Task goal — Identify, in the records below, every line where the string "name" appears, and copy each such line.

Data entries for graphics:
○ ○ ○ ○ ○ ○ ○

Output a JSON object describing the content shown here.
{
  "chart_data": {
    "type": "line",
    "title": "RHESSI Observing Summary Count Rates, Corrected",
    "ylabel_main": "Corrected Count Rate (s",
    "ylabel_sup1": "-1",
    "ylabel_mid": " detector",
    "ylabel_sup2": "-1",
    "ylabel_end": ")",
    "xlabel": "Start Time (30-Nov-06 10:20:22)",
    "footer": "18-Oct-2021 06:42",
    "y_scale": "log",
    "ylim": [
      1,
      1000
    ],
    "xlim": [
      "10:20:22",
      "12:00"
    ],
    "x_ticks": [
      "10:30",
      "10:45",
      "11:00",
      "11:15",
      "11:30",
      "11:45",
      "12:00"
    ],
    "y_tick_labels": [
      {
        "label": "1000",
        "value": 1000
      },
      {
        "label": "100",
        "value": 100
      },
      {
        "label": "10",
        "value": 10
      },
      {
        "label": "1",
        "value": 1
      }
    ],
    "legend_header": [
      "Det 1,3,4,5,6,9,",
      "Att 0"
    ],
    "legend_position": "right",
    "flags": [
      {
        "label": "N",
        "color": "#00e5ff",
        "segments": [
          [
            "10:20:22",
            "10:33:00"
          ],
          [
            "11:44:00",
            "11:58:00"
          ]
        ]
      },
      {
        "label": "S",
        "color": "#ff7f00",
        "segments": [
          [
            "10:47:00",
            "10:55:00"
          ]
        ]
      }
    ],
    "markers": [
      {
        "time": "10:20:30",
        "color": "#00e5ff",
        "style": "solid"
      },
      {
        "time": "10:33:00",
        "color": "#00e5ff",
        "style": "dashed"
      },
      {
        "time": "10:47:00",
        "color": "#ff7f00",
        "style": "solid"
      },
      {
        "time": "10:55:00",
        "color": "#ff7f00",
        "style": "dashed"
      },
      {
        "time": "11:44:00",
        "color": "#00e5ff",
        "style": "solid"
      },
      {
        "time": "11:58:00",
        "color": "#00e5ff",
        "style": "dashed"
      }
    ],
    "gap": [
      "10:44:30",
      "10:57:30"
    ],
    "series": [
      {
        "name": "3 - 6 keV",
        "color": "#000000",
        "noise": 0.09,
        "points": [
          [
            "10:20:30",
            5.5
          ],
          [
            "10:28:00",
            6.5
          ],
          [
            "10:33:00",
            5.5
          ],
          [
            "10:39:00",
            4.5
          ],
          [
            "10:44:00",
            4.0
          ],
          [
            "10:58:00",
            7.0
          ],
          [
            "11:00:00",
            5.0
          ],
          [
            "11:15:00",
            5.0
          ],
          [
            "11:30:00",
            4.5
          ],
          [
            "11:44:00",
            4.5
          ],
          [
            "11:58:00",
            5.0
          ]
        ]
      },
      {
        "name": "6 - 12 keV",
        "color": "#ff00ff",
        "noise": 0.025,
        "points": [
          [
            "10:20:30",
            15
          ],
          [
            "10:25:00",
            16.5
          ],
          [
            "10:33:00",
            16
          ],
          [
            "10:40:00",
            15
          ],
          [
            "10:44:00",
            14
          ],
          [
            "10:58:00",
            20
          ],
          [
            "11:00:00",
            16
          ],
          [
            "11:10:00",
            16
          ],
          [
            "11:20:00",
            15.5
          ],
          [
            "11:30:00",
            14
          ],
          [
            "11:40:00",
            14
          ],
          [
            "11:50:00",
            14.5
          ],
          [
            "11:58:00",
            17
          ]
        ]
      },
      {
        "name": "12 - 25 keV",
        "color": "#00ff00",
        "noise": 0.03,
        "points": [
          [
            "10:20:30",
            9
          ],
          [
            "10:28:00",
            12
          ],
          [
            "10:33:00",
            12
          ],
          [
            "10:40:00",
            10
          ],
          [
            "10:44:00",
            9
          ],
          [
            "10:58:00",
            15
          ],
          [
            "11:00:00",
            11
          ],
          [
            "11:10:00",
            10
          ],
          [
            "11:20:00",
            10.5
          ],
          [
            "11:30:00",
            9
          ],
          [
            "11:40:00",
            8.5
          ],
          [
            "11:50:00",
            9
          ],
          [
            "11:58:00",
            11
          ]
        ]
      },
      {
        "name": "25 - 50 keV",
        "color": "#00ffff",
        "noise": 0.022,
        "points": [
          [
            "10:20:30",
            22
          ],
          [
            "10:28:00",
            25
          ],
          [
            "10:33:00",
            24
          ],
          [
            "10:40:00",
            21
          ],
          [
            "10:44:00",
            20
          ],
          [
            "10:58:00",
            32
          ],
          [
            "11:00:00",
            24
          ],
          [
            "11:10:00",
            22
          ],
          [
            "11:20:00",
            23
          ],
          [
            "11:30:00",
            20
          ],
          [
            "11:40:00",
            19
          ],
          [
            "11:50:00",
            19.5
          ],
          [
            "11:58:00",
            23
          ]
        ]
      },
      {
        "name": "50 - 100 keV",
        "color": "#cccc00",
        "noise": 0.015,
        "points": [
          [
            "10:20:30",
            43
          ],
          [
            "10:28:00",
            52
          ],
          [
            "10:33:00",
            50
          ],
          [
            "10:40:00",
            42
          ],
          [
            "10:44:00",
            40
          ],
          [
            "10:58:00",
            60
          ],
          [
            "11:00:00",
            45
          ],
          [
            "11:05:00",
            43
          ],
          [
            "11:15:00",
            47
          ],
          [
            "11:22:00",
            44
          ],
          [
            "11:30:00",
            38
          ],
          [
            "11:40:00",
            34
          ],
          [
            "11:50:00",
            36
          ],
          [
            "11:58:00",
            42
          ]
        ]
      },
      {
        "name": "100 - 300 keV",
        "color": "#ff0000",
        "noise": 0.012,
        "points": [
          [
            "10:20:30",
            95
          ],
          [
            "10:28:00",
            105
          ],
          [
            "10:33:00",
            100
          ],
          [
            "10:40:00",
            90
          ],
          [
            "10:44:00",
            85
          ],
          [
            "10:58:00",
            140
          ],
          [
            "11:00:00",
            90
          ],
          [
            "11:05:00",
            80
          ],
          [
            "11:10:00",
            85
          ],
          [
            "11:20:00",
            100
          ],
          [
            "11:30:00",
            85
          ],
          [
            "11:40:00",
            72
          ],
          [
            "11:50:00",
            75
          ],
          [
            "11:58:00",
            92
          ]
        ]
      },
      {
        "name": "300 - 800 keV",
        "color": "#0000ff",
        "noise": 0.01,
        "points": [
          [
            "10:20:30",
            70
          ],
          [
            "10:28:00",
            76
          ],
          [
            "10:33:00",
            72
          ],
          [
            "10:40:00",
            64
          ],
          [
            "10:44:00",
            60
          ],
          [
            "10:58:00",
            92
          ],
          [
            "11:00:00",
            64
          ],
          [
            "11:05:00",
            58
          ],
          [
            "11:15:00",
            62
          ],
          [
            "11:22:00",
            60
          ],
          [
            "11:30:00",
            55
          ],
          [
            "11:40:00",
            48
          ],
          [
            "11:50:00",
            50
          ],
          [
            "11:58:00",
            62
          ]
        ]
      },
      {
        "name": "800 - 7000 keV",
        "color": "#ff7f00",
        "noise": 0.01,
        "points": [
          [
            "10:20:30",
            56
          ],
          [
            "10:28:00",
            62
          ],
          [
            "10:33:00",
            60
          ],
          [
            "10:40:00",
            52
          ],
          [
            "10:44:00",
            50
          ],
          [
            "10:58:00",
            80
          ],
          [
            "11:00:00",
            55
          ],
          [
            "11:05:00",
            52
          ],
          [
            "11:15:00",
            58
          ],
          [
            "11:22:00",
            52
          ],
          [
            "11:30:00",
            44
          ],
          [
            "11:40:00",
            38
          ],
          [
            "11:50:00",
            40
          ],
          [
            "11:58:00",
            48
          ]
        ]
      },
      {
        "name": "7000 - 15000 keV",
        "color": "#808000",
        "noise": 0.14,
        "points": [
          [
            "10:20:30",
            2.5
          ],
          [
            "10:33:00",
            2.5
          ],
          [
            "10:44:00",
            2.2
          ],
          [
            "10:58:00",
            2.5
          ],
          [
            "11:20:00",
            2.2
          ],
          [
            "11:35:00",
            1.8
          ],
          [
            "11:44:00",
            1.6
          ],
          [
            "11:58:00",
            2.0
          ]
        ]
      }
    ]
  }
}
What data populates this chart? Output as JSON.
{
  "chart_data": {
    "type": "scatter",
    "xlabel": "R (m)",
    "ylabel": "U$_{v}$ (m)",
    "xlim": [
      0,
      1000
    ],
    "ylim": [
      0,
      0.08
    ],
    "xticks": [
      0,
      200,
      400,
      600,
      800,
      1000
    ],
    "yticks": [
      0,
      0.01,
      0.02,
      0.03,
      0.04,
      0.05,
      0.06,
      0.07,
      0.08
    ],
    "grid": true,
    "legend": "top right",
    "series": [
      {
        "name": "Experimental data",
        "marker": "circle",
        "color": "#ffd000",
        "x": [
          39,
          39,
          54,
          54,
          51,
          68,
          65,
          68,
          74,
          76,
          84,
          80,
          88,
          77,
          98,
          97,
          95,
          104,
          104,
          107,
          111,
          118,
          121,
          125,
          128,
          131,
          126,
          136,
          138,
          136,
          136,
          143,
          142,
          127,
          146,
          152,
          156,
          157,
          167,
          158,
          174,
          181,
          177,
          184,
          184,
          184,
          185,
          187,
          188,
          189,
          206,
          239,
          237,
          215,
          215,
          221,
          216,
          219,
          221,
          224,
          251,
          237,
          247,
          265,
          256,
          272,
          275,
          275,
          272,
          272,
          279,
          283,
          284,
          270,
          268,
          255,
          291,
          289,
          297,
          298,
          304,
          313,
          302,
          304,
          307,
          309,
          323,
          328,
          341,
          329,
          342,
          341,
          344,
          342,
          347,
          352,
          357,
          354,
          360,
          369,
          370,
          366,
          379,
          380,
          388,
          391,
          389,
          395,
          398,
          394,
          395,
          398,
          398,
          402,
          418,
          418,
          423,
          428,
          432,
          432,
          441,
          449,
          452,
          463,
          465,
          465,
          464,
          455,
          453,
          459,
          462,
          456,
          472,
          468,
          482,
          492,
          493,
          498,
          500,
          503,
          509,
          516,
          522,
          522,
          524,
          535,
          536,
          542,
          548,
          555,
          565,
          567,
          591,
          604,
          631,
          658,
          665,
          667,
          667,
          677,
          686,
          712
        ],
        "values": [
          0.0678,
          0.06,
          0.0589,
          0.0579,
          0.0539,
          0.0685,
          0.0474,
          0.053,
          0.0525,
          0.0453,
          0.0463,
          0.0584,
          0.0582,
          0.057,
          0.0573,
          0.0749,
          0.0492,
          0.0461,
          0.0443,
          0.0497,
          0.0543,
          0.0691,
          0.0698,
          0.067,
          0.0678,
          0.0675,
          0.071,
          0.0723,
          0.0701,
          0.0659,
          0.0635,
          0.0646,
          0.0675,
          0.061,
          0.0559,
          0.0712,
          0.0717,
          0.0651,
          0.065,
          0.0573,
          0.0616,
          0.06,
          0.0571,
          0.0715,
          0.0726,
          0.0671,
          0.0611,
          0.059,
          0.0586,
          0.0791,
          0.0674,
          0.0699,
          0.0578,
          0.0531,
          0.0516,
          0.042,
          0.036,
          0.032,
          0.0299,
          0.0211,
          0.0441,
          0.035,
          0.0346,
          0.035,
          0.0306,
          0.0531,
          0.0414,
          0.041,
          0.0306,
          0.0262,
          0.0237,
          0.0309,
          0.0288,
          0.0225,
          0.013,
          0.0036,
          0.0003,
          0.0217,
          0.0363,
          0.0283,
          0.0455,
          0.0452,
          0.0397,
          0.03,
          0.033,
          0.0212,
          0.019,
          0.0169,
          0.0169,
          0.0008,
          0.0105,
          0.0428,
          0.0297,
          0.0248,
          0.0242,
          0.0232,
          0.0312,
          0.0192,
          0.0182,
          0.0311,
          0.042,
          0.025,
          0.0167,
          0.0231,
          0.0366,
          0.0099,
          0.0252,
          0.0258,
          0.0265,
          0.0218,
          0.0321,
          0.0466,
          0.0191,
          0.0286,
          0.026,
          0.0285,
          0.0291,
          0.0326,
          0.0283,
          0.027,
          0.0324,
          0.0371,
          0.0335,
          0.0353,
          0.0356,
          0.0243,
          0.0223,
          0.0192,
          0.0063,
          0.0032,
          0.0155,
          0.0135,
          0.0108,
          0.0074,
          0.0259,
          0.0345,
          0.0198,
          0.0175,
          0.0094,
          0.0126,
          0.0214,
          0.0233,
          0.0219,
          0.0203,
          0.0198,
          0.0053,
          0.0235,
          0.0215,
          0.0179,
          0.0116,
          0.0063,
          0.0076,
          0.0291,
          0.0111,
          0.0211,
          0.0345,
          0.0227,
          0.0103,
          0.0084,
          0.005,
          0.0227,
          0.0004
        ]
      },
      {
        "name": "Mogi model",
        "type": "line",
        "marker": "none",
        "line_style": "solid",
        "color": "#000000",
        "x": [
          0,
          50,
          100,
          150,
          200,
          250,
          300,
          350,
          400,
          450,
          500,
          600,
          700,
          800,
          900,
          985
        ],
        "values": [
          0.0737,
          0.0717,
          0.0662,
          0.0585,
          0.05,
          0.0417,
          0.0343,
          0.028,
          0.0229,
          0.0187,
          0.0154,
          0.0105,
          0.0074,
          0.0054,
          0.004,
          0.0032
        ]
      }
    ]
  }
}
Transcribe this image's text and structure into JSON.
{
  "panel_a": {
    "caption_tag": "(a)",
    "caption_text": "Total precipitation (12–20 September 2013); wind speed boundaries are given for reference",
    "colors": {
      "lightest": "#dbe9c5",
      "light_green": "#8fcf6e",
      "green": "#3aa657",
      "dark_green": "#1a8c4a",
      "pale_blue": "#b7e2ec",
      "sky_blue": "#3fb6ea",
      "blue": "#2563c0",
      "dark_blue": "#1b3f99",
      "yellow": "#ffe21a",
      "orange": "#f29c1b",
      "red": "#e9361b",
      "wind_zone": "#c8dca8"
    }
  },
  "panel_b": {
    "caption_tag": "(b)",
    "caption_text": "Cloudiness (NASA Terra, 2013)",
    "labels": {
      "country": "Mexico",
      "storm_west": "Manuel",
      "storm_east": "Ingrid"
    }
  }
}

○ ○ ○ ○ ○ ○ ○

Reply to the task —
        "name": "3 - 6 keV",
        "name": "6 - 12 keV",
        "name": "12 - 25 keV",
        "name": "25 - 50 keV",
        "name": "50 - 100 keV",
        "name": "100 - 300 keV",
        "name": "300 - 800 keV",
        "name": "800 - 7000 keV",
        "name": "7000 - 15000 keV",
        "name": "Experimental data",
        "name": "Mogi model",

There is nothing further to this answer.